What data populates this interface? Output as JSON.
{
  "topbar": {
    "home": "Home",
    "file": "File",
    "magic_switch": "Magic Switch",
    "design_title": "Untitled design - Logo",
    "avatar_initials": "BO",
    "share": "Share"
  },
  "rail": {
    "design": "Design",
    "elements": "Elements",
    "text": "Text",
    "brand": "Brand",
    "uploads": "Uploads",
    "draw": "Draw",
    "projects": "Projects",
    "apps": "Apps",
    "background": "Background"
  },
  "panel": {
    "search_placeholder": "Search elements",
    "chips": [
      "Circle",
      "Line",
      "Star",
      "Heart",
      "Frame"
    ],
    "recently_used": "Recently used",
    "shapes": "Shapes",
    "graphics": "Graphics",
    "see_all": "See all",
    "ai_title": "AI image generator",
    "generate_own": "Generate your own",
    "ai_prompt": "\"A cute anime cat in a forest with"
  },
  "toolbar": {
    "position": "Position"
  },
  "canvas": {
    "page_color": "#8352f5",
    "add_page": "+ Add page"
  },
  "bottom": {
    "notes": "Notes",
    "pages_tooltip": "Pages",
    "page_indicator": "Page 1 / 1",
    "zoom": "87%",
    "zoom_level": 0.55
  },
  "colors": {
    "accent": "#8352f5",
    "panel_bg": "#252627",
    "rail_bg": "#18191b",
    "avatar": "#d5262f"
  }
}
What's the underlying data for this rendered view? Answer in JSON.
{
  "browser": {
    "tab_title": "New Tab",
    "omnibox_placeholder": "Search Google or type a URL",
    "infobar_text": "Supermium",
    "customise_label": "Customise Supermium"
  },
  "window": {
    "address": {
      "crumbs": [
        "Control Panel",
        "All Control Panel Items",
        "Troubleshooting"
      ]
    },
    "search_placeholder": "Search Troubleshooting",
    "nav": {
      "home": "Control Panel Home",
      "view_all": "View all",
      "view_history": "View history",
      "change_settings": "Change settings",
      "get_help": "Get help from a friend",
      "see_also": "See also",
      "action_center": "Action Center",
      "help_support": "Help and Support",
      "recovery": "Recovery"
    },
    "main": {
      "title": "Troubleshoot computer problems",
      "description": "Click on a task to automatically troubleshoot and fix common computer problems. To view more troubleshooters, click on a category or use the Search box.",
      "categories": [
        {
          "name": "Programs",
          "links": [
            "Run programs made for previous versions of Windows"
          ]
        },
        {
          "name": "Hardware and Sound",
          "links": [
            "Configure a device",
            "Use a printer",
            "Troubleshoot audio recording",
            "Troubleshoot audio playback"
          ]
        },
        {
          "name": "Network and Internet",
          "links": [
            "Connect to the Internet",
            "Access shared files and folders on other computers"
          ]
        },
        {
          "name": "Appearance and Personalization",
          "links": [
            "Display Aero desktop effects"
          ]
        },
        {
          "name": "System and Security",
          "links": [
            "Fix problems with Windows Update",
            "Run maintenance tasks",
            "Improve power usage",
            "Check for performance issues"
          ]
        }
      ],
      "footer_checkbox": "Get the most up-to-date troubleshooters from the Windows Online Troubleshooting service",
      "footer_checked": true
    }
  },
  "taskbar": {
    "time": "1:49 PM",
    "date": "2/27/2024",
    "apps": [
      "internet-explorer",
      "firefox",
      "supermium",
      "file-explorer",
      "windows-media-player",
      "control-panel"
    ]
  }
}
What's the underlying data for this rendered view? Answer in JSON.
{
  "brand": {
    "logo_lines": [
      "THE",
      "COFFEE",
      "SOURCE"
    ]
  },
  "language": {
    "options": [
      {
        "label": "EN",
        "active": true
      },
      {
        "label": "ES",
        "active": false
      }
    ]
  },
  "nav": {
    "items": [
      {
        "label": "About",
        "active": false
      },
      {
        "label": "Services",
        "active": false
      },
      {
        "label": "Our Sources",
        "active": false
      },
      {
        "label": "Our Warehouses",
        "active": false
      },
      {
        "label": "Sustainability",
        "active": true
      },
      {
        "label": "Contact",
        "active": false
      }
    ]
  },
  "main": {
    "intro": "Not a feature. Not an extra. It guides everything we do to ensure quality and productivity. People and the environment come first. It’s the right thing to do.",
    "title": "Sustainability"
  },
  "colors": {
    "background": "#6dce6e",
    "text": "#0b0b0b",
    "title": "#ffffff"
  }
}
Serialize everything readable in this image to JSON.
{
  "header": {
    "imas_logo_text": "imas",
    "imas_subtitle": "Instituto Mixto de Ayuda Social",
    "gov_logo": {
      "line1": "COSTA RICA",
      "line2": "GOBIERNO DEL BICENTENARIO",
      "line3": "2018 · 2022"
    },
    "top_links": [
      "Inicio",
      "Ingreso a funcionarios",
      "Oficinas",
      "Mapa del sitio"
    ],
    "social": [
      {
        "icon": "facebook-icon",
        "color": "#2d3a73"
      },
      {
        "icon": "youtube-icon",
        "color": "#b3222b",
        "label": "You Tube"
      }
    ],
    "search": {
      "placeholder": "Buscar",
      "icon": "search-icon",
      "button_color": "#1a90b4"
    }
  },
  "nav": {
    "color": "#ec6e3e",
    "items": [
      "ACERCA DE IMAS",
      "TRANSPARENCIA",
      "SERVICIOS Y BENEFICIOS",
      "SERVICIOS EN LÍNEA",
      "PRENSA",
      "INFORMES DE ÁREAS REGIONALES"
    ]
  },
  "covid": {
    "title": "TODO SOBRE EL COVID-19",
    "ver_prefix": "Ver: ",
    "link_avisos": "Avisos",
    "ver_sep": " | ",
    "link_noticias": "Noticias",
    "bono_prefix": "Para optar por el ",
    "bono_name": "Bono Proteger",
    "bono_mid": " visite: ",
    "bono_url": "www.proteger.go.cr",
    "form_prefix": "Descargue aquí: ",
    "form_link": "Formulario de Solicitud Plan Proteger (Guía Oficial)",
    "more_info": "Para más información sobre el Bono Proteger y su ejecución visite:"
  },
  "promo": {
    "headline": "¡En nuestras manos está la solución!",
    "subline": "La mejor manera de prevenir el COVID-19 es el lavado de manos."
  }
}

Requirement: Please restate the whole listing word for word.

Response:
What data populates this interface? Output as JSON.
{
  "topbar": {
    "home": "Home",
    "file": "File",
    "magic_switch": "Magic Switch",
    "design_title": "Untitled design - Logo",
    "avatar_initials": "BO",
    "share": "Share"
  },
  "rail": {
    "design": "Design",
    "elements": "Elements",
    "text": "Text",
    "brand": "Brand",
    "uploads": "Uploads",
    "draw": "Draw",
    "projects": "Projects",
    "apps": "Apps",
    "background": "Background"
  },
  "panel": {
    "search_placeholder": "Search elements",
    "chips": [
      "Circle",
      "Line",
      "Star",
      "Heart",
      "Frame"
    ],
    "recently_used": "Recently used",
    "shapes": "Shapes",
    "graphics": "Graphics",
    "see_all": "See all",
    "ai_title": "AI image generator",
    "generate_own": "Generate your own",
    "ai_prompt": "\"A cute anime cat in a forest with"
  },
  "toolbar": {
    "position": "Position"
  },
  "canvas": {
    "page_color": "#8352f5",
    "add_page": "+ Add page"
  },
  "bottom": {
    "notes": "Notes",
    "pages_tooltip": "Pages",
    "page_indicator": "Page 1 / 1",
    "zoom": "87%",
    "zoom_level": 0.55
  },
  "colors": {
    "accent": "#8352f5",
    "panel_bg": "#252627",
    "rail_bg": "#18191b",
    "avatar": "#d5262f"
  }
}
What's the underlying data for this rendered view? Answer in JSON.
{
  "browser": {
    "tab_title": "New Tab",
    "omnibox_placeholder": "Search Google or type a URL",
    "infobar_text": "Supermium",
    "customise_label": "Customise Supermium"
  },
  "window": {
    "address": {
      "crumbs": [
        "Control Panel",
        "All Control Panel Items",
        "Troubleshooting"
      ]
    },
    "search_placeholder": "Search Troubleshooting",
    "nav": {
      "home": "Control Panel Home",
      "view_all": "View all",
      "view_history": "View history",
      "change_settings": "Change settings",
      "get_help": "Get help from a friend",
      "see_also": "See also",
      "action_center": "Action Center",
      "help_support": "Help and Support",
      "recovery": "Recovery"
    },
    "main": {
      "title": "Troubleshoot computer problems",
      "description": "Click on a task to automatically troubleshoot and fix common computer problems. To view more troubleshooters, click on a category or use the Search box.",
      "categories": [
        {
          "name": "Programs",
          "links": [
            "Run programs made for previous versions of Windows"
          ]
        },
        {
          "name": "Hardware and Sound",
          "links": [
            "Configure a device",
            "Use a printer",
            "Troubleshoot audio recording",
            "Troubleshoot audio playback"
          ]
        },
        {
          "name": "Network and Internet",
          "links": [
            "Connect to the Internet",
            "Access shared files and folders on other computers"
          ]
        },
        {
          "name": "Appearance and Personalization",
          "links": [
            "Display Aero desktop effects"
          ]
        },
        {
          "name": "System and Security",
          "links": [
            "Fix problems with Windows Update",
            "Run maintenance tasks",
            "Improve power usage",
            "Check for performance issues"
          ]
        }
      ],
      "footer_checkbox": "Get the most up-to-date troubleshooters from the Windows Online Troubleshooting service",
      "footer_checked": true
    }
  },
  "taskbar": {
    "time": "1:49 PM",
    "date": "2/27/2024",
    "apps": [
      "internet-explorer",
      "firefox",
      "supermium",
      "file-explorer",
      "windows-media-player",
      "control-panel"
    ]
  }
}
What's the underlying data for this rendered view? Answer in JSON.
{
  "brand": {
    "logo_lines": [
      "THE",
      "COFFEE",
      "SOURCE"
    ]
  },
  "language": {
    "options": [
      {
        "label": "EN",
        "active": true
      },
      {
        "label": "ES",
        "active": false
      }
    ]
  },
  "nav": {
    "items": [
      {
        "label": "About",
        "active": false
      },
      {
        "label": "Services",
        "active": false
      },
      {
        "label": "Our Sources",
        "active": false
      },
      {
        "label": "Our Warehouses",
        "active": false
      },
      {
        "label": "Sustainability",
        "active": true
      },
      {
        "label": "Contact",
        "active": false
      }
    ]
  },
  "main": {
    "intro": "Not a feature. Not an extra. It guides everything we do to ensure quality and productivity. People and the environment come first. It’s the right thing to do.",
    "title": "Sustainability"
  },
  "colors": {
    "background": "#6dce6e",
    "text": "#0b0b0b",
    "title": "#ffffff"
  }
}
Serialize everything readable in this image to JSON.
{
  "header": {
    "imas_logo_text": "imas",
    "imas_subtitle": "Instituto Mixto de Ayuda Social",
    "gov_logo": {
      "line1": "COSTA RICA",
      "line2": "GOBIERNO DEL BICENTENARIO",
      "line3": "2018 · 2022"
    },
    "top_links": [
      "Inicio",
      "Ingreso a funcionarios",
      "Oficinas",
      "Mapa del sitio"
    ],
    "social": [
      {
        "icon": "facebook-icon",
        "color": "#2d3a73"
      },
      {
        "icon": "youtube-icon",
        "color": "#b3222b",
        "label": "You Tube"
      }
    ],
    "search": {
      "placeholder": "Buscar",
      "icon": "search-icon",
      "button_color": "#1a90b4"
    }
  },
  "nav": {
    "color": "#ec6e3e",
    "items": [
      "ACERCA DE IMAS",
      "TRANSPARENCIA",
      "SERVICIOS Y BENEFICIOS",
      "SERVICIOS EN LÍNEA",
      "PRENSA",
      "INFORMES DE ÁREAS REGIONALES"
    ]
  },
  "covid": {
    "title": "TODO SOBRE EL COVID-19",
    "ver_prefix": "Ver: ",
    "link_avisos": "Avisos",
    "ver_sep": " | ",
    "link_noticias": "Noticias",
    "bono_prefix": "Para optar por el ",
    "bono_name": "Bono Proteger",
    "bono_mid": " visite: ",
    "bono_url": "www.proteger.go.cr",
    "form_prefix": "Descargue aquí: ",
    "form_link": "Formulario de Solicitud Plan Proteger (Guía Oficial)",
    "more_info": "Para más información sobre el Bono Proteger y su ejecución visite:"
  },
  "promo": {
    "headline": "¡En nuestras manos está la solución!",
    "subline": "La mejor manera de prevenir el COVID-19 es el lavado de manos."
  }
}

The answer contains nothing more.